• [Task directions]: Scan the data for "that" and copy the lines it appears in.

• [Material]:
-------
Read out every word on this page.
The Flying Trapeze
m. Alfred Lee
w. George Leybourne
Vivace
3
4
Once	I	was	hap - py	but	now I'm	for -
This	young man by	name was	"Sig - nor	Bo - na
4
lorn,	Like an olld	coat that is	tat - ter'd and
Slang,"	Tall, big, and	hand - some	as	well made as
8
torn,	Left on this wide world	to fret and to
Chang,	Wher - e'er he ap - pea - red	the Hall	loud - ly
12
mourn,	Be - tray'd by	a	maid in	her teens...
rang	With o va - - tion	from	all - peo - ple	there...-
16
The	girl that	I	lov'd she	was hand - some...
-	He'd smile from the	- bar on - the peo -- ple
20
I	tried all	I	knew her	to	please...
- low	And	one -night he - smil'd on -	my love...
-------
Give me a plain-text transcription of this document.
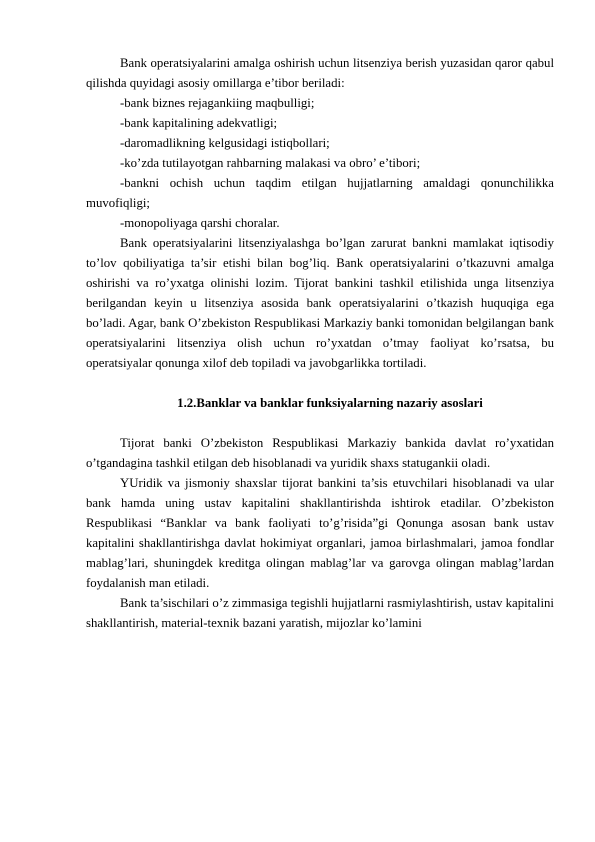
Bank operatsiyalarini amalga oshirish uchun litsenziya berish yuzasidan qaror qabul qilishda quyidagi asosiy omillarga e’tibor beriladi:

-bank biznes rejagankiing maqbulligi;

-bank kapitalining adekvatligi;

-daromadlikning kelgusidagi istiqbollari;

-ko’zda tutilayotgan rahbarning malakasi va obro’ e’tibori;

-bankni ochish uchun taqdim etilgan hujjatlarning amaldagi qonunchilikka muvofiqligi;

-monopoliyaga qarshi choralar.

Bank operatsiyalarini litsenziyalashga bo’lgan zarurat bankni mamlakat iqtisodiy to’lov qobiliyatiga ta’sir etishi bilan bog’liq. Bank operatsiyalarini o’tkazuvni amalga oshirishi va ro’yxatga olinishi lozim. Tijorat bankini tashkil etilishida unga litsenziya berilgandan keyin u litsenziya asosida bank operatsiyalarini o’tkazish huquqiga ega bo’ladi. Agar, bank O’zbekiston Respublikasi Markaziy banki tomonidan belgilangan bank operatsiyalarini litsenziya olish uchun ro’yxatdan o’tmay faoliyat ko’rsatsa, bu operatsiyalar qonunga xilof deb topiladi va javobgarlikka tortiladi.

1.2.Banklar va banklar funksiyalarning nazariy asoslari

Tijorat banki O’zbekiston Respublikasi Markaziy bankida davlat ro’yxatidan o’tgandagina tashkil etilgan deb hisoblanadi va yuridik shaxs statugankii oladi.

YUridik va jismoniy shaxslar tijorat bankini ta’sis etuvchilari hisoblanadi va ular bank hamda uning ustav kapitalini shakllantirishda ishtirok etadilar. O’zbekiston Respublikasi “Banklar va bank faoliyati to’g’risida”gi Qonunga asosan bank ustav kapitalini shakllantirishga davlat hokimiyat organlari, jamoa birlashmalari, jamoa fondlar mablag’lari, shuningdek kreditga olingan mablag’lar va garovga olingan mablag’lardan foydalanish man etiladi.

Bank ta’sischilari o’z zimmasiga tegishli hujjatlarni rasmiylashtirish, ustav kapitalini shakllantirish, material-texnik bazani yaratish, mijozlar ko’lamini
-------
• [Response to the task]:
lorn,	Like an olld	coat that is	tat - ter'd and
The	girl that	I	lov'd she	was hand - some...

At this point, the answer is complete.